* **DESCRIPTION OF THE TASK**: Could you output each line of the data that follows exactly?

* **RECORDS TO USE**:
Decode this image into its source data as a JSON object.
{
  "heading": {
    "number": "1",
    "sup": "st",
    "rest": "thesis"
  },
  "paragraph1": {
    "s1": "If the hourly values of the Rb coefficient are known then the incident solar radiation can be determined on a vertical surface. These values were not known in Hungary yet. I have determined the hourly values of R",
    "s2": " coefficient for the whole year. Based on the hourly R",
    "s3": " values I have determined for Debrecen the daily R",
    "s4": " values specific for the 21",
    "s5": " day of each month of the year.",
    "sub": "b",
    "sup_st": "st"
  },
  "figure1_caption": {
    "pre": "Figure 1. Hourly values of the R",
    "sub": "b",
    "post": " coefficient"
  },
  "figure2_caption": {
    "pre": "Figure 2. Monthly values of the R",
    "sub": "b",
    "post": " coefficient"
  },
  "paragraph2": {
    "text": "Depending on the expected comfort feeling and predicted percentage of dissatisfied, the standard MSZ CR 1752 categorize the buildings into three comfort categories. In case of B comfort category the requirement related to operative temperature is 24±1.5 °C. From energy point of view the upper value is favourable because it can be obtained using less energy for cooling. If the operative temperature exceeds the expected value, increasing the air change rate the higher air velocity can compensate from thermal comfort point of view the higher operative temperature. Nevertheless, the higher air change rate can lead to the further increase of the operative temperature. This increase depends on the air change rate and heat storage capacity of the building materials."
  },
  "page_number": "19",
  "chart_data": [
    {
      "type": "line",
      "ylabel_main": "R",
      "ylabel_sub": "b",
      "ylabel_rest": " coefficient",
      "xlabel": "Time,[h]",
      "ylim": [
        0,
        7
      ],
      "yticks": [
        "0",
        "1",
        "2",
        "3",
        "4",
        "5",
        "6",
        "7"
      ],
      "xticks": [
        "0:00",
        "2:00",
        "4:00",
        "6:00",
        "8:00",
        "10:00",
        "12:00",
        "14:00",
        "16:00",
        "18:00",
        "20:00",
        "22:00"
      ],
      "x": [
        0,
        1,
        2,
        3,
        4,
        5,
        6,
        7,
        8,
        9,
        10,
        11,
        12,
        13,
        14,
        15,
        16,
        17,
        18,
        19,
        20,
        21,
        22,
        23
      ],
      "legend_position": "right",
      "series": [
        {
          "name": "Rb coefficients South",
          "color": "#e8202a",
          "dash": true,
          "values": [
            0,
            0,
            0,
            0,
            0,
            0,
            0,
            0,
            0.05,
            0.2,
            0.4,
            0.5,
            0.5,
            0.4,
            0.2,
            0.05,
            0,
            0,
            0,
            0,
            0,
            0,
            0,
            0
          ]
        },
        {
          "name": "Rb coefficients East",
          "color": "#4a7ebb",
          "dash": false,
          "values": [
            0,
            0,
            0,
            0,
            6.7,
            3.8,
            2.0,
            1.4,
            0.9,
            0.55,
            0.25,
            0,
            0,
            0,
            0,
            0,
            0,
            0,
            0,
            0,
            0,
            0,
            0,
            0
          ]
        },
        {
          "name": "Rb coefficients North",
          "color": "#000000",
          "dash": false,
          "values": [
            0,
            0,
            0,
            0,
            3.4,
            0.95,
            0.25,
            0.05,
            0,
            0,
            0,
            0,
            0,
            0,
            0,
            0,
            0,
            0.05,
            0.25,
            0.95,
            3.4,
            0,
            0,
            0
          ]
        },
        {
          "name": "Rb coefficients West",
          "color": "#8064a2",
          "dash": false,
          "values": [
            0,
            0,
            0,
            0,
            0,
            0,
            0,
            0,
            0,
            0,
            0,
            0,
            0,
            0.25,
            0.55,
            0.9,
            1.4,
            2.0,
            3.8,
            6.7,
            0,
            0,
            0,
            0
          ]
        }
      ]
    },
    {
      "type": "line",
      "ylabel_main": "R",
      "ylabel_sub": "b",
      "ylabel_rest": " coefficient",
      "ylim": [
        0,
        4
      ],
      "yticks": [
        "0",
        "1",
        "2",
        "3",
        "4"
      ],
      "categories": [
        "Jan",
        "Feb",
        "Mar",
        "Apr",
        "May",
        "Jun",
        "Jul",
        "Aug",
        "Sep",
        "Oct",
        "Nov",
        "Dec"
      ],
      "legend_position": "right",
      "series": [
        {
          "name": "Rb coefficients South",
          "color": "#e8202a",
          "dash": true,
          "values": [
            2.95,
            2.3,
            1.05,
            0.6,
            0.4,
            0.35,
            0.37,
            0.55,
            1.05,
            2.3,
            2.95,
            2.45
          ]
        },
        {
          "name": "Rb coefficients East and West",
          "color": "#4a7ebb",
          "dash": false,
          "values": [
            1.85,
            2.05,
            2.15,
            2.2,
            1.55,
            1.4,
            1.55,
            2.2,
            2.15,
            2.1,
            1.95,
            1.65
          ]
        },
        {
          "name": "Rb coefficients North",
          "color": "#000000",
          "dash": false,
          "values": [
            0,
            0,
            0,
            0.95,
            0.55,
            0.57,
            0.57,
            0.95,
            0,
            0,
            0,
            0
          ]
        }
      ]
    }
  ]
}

* **SOLUTION FOR THIS TASK**:
Decode this image into its source data as a JSON object.
{
  "heading": {
    "number": "1",
    "sup": "st",
    "rest": "thesis"
  },
  "paragraph1": {
    "s1": "If the hourly values of the Rb coefficient are known then the incident solar radiation can be determined on a vertical surface. These values were not known in Hungary yet. I have determined the hourly values of R",
    "s2": " coefficient for the whole year. Based on the hourly R",
    "s3": " values I have determined for Debrecen the daily R",
    "s4": " values specific for the 21",
    "s5": " day of each month of the year.",
    "sub": "b",
    "sup_st": "st"
  },
  "figure1_caption": {
    "pre": "Figure 1. Hourly values of the R",
    "sub": "b",
    "post": " coefficient"
  },
  "figure2_caption": {
    "pre": "Figure 2. Monthly values of the R",
    "sub": "b",
    "post": " coefficient"
  },
  "paragraph2": {
    "text": "Depending on the expected comfort feeling and predicted percentage of dissatisfied, the standard MSZ CR 1752 categorize the buildings into three comfort categories. In case of B comfort category the requirement related to operative temperature is 24±1.5 °C. From energy point of view the upper value is favourable because it can be obtained using less energy for cooling. If the operative temperature exceeds the expected value, increasing the air change rate the higher air velocity can compensate from thermal comfort point of view the higher operative temperature. Nevertheless, the higher air change rate can lead to the further increase of the operative temperature. This increase depends on the air change rate and heat storage capacity of the building materials."
  },
  "page_number": "19",
  "chart_data": [
    {
      "type": "line",
      "ylabel_main": "R",
      "ylabel_sub": "b",
      "ylabel_rest": " coefficient",
      "xlabel": "Time,[h]",
      "ylim": [
        0,
        7
      ],
      "yticks": [
        "0",
        "1",
        "2",
        "3",
        "4",
        "5",
        "6",
        "7"
      ],
      "xticks": [
        "0:00",
        "2:00",
        "4:00",
        "6:00",
        "8:00",
        "10:00",
        "12:00",
        "14:00",
        "16:00",
        "18:00",
        "20:00",
        "22:00"
      ],
      "x": [
        0,
        1,
        2,
        3,
        4,
        5,
        6,
        7,
        8,
        9,
        10,
        11,
        12,
        13,
        14,
        15,
        16,
        17,
        18,
        19,
        20,
        21,
        22,
        23
      ],
      "legend_position": "right",
      "series": [
        {
          "name": "Rb coefficients South",
          "color": "#e8202a",
          "dash": true,
          "values": [
            0,
            0,
            0,
            0,
            0,
            0,
            0,
            0,
            0.05,
            0.2,
            0.4,
            0.5,
            0.5,
            0.4,
            0.2,
            0.05,
            0,
            0,
            0,
            0,
            0,
            0,
            0,
            0
          ]
        },
        {
          "name": "Rb coefficients East",
          "color": "#4a7ebb",
          "dash": false,
          "values": [
            0,
            0,
            0,
            0,
            6.7,
            3.8,
            2.0,
            1.4,
            0.9,
            0.55,
            0.25,
            0,
            0,
            0,
            0,
            0,
            0,
            0,
            0,
            0,
            0,
            0,
            0,
            0
          ]
        },
        {
          "name": "Rb coefficients North",
          "color": "#000000",
          "dash": false,
          "values": [
            0,
            0,
            0,
            0,
            3.4,
            0.95,
            0.25,
            0.05,
            0,
            0,
            0,
            0,
            0,
            0,
            0,
            0,
            0,
            0.05,
            0.25,
            0.95,
            3.4,
            0,
            0,
            0
          ]
        },
        {
          "name": "Rb coefficients West",
          "color": "#8064a2",
          "dash": false,
          "values": [
            0,
            0,
            0,
            0,
            0,
            0,
            0,
            0,
            0,
            0,
            0,
            0,
            0,
            0.25,
            0.55,
            0.9,
            1.4,
            2.0,
            3.8,
            6.7,
            0,
            0,
            0,
            0
          ]
        }
      ]
    },
    {
      "type": "line",
      "ylabel_main": "R",
      "ylabel_sub": "b",
      "ylabel_rest": " coefficient",
      "ylim": [
        0,
        4
      ],
      "yticks": [
        "0",
        "1",
        "2",
        "3",
        "4"
      ],
      "categories": [
        "Jan",
        "Feb",
        "Mar",
        "Apr",
        "May",
        "Jun",
        "Jul",
        "Aug",
        "Sep",
        "Oct",
        "Nov",
        "Dec"
      ],
      "legend_position": "right",
      "series": [
        {
          "name": "Rb coefficients South",
          "color": "#e8202a",
          "dash": true,
          "values": [
            2.95,
            2.3,
            1.05,
            0.6,
            0.4,
            0.35,
            0.37,
            0.55,
            1.05,
            2.3,
            2.95,
            2.45
          ]
        },
        {
          "name": "Rb coefficients East and West",
          "color": "#4a7ebb",
          "dash": false,
          "values": [
            1.85,
            2.05,
            2.15,
            2.2,
            1.55,
            1.4,
            1.55,
            2.2,
            2.15,
            2.1,
            1.95,
            1.65
          ]
        },
        {
          "name": "Rb coefficients North",
          "color": "#000000",
          "dash": false,
          "values": [
            0,
            0,
            0,
            0.95,
            0.55,
            0.57,
            0.57,
            0.95,
            0,
            0,
            0,
            0
          ]
        }
      ]
    }
  ]
}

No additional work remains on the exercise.